Description of the task -> Count the lines containing "name" in the entries underneath, and state that count without anything else.
══ The input
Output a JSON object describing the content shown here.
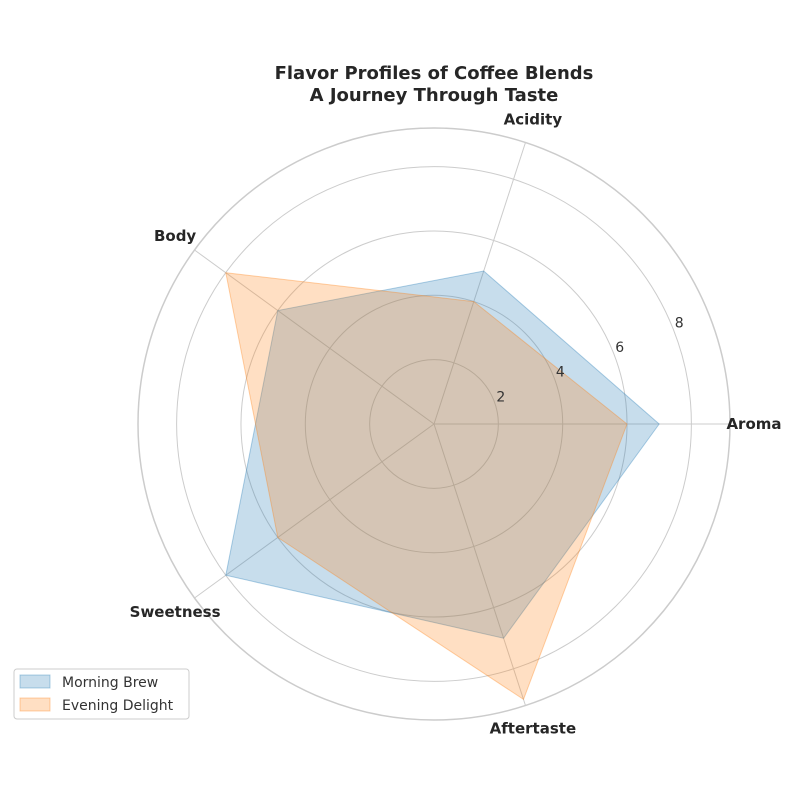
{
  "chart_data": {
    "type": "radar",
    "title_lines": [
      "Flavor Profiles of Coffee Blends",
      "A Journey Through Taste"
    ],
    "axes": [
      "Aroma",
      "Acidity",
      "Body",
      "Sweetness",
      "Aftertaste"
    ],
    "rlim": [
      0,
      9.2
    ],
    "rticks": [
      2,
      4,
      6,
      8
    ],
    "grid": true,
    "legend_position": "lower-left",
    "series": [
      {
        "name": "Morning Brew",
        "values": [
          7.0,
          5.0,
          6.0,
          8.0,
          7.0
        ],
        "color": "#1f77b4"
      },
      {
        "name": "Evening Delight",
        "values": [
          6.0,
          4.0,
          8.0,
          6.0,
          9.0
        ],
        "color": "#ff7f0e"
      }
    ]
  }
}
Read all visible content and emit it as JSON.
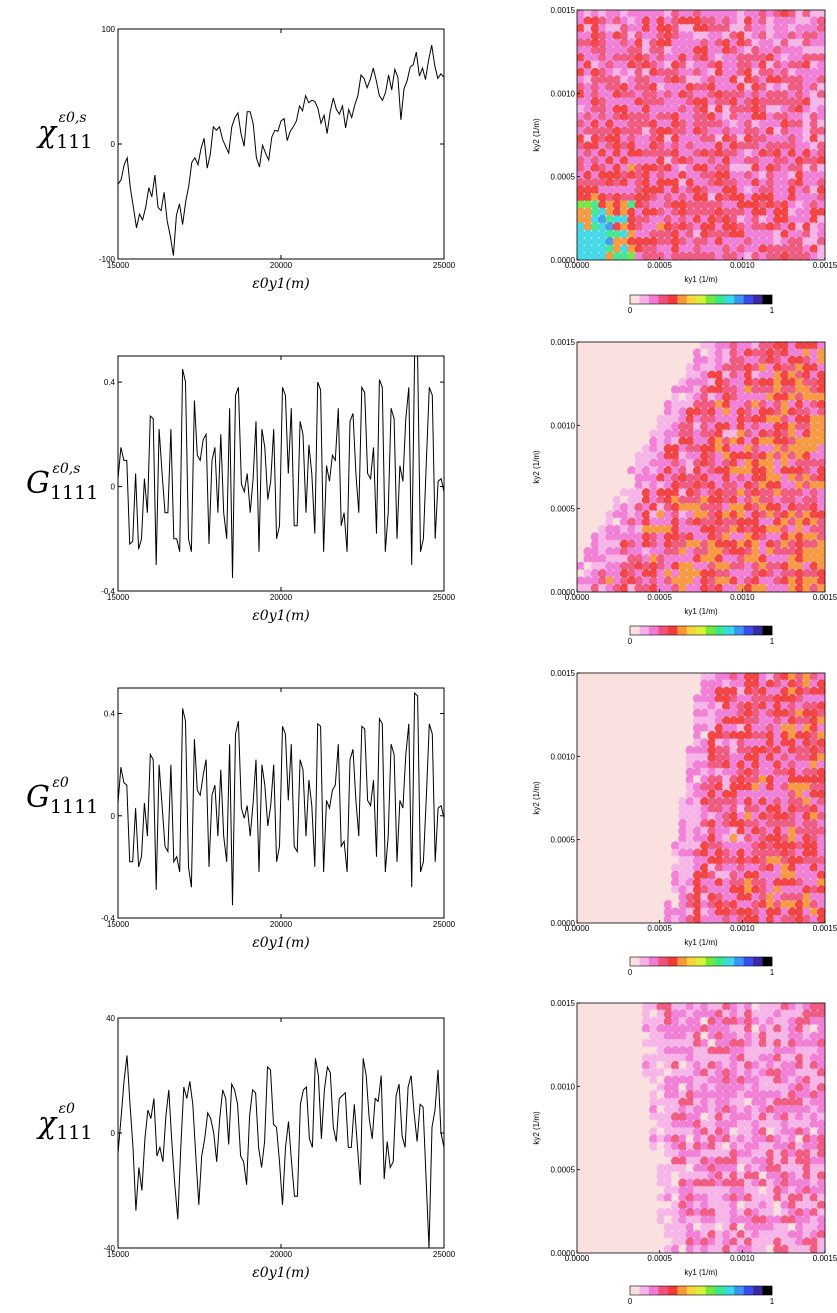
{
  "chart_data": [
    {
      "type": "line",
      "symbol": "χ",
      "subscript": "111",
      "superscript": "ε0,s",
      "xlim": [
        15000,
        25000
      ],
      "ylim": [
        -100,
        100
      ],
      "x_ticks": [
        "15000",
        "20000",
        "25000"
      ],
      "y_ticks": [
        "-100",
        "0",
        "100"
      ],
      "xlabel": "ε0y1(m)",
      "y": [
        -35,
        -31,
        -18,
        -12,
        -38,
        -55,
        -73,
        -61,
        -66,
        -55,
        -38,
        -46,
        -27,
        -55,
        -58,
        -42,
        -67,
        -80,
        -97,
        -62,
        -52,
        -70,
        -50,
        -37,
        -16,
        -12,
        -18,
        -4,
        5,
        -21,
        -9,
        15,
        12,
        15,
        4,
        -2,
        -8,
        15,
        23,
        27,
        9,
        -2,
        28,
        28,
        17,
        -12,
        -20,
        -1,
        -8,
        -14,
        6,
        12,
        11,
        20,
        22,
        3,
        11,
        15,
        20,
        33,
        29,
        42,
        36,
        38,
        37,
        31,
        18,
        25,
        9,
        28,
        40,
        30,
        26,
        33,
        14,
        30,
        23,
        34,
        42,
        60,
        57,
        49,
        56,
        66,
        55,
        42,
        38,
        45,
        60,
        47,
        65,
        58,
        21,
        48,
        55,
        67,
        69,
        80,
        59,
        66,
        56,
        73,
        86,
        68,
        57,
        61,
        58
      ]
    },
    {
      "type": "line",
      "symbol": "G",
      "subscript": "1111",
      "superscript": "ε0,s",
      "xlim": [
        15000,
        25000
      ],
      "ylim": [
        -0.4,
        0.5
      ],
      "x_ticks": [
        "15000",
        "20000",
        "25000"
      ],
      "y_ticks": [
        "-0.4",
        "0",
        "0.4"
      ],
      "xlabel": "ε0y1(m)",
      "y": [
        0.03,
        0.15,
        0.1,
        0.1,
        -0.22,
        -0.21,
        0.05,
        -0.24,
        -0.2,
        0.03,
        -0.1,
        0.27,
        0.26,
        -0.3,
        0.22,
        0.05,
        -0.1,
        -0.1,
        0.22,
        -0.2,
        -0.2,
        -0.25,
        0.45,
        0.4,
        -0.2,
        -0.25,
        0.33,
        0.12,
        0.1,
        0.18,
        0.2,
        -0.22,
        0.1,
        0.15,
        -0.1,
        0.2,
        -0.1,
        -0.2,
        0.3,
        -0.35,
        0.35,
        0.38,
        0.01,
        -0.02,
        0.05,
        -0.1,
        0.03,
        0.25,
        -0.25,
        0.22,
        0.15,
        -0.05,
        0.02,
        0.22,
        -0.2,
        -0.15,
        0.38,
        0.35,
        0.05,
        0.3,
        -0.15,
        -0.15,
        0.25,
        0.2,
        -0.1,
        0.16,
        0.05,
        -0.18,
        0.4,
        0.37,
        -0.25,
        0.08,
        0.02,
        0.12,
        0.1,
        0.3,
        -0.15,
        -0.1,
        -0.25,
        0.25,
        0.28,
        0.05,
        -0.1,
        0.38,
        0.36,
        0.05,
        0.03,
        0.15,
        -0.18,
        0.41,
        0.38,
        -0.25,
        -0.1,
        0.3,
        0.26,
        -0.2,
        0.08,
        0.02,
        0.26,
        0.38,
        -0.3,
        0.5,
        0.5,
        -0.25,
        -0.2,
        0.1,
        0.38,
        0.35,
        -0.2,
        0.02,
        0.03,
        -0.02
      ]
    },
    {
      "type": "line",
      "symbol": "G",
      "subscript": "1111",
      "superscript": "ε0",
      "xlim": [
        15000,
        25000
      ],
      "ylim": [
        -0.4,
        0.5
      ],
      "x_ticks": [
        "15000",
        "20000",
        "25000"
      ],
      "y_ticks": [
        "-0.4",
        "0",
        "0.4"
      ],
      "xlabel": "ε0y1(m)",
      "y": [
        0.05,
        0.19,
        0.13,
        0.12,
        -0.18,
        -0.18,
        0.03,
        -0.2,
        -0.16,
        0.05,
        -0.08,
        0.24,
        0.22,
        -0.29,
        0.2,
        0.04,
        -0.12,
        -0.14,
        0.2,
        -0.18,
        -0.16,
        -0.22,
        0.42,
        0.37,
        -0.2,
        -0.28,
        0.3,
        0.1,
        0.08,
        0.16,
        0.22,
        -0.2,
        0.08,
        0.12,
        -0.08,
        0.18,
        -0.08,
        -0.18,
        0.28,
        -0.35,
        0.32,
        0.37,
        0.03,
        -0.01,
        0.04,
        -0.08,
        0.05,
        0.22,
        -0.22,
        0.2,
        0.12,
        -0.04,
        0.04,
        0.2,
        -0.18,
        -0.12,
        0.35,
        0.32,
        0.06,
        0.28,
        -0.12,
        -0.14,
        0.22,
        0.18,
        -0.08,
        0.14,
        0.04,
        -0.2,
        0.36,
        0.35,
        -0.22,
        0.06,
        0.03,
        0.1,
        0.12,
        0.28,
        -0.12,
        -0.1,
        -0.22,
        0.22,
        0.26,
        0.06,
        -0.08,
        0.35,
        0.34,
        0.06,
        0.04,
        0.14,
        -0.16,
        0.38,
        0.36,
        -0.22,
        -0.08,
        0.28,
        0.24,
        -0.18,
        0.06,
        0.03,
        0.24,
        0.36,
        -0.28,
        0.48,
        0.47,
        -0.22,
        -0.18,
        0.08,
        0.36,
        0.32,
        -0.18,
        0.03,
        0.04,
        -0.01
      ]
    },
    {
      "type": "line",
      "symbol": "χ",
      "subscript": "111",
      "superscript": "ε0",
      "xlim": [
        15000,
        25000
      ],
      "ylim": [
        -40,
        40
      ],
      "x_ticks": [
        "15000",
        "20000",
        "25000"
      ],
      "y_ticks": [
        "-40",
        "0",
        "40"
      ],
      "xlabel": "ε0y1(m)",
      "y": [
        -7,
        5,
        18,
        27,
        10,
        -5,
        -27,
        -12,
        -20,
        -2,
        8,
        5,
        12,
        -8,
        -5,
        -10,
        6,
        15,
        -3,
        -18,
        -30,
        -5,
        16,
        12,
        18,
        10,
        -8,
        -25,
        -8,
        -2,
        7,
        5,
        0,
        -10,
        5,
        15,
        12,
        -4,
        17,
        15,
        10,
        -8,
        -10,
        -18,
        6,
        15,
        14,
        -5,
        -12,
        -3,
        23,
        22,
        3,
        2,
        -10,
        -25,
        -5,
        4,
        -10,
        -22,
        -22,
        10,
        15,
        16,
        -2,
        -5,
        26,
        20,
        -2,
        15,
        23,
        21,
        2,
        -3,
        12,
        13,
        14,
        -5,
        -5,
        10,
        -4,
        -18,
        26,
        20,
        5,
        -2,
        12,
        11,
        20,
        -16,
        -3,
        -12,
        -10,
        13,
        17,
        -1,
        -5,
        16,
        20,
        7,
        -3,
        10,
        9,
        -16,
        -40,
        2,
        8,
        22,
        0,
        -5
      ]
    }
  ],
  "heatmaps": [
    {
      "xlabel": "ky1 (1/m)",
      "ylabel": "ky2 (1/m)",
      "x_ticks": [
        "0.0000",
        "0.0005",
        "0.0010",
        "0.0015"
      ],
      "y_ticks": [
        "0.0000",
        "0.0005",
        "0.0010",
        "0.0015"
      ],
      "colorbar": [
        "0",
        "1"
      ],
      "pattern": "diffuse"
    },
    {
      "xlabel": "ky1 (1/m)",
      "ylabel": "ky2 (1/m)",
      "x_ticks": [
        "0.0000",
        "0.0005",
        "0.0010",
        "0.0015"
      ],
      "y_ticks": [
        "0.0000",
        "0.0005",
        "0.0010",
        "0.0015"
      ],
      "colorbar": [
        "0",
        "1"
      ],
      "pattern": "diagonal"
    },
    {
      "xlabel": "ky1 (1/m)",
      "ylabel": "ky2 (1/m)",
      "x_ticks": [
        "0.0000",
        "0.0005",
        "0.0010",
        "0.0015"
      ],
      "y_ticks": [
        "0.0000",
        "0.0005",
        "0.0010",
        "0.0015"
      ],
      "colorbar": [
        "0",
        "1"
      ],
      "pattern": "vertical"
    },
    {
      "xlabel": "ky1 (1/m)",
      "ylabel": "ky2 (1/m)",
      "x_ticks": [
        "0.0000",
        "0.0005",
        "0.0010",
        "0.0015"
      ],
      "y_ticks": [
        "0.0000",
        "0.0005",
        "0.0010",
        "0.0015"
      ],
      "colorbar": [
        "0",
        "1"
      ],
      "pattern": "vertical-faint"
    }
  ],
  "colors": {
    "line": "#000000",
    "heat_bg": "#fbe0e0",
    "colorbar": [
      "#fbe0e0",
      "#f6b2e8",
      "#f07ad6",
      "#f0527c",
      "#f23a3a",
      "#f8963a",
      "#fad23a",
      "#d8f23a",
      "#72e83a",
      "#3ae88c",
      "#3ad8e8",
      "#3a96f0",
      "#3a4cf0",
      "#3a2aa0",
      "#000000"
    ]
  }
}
════
Worked solution -> 2